[Figure contents as structured data]
○ ○ ○ ○
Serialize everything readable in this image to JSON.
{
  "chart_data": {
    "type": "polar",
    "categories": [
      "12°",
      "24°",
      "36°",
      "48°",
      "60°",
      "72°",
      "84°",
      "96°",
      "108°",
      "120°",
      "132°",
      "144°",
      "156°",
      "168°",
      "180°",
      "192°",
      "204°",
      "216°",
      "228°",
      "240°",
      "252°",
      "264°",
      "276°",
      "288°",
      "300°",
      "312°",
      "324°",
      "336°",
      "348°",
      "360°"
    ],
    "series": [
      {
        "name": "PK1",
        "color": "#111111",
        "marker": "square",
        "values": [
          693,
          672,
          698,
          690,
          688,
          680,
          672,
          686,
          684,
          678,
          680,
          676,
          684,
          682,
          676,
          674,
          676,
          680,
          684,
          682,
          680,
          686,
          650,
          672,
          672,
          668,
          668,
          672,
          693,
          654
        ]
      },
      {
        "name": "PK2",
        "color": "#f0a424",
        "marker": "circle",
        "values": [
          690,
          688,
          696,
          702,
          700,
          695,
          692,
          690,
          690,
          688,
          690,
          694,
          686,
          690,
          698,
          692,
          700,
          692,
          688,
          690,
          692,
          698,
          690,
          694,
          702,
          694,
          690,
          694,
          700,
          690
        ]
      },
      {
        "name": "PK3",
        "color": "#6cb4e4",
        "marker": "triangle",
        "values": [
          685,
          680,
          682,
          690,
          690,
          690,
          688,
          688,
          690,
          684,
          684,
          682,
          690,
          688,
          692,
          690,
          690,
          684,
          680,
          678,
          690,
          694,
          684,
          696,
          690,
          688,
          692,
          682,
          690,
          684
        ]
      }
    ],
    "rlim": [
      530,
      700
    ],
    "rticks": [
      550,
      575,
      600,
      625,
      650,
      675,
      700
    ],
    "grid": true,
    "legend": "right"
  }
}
○ ○ ○ ○
_What is asked_. Output the listing above word for word.

_Response to this exercise_.
Serialize everything readable in this image to JSON.
{
  "chart_data": {
    "type": "polar",
    "categories": [
      "12°",
      "24°",
      "36°",
      "48°",
      "60°",
      "72°",
      "84°",
      "96°",
      "108°",
      "120°",
      "132°",
      "144°",
      "156°",
      "168°",
      "180°",
      "192°",
      "204°",
      "216°",
      "228°",
      "240°",
      "252°",
      "264°",
      "276°",
      "288°",
      "300°",
      "312°",
      "324°",
      "336°",
      "348°",
      "360°"
    ],
    "series": [
      {
        "name": "PK1",
        "color": "#111111",
        "marker": "square",
        "values": [
          693,
          672,
          698,
          690,
          688,
          680,
          672,
          686,
          684,
          678,
          680,
          676,
          684,
          682,
          676,
          674,
          676,
          680,
          684,
          682,
          680,
          686,
          650,
          672,
          672,
          668,
          668,
          672,
          693,
          654
        ]
      },
      {
        "name": "PK2",
        "color": "#f0a424",
        "marker": "circle",
        "values": [
          690,
          688,
          696,
          702,
          700,
          695,
          692,
          690,
          690,
          688,
          690,
          694,
          686,
          690,
          698,
          692,
          700,
          692,
          688,
          690,
          692,
          698,
          690,
          694,
          702,
          694,
          690,
          694,
          700,
          690
        ]
      },
      {
        "name": "PK3",
        "color": "#6cb4e4",
        "marker": "triangle",
        "values": [
          685,
          680,
          682,
          690,
          690,
          690,
          688,
          688,
          690,
          684,
          684,
          682,
          690,
          688,
          692,
          690,
          690,
          684,
          680,
          678,
          690,
          694,
          684,
          696,
          690,
          688,
          692,
          682,
          690,
          684
        ]
      }
    ],
    "rlim": [
      530,
      700
    ],
    "rticks": [
      550,
      575,
      600,
      625,
      650,
      675,
      700
    ],
    "grid": true,
    "legend": "right"
  }
}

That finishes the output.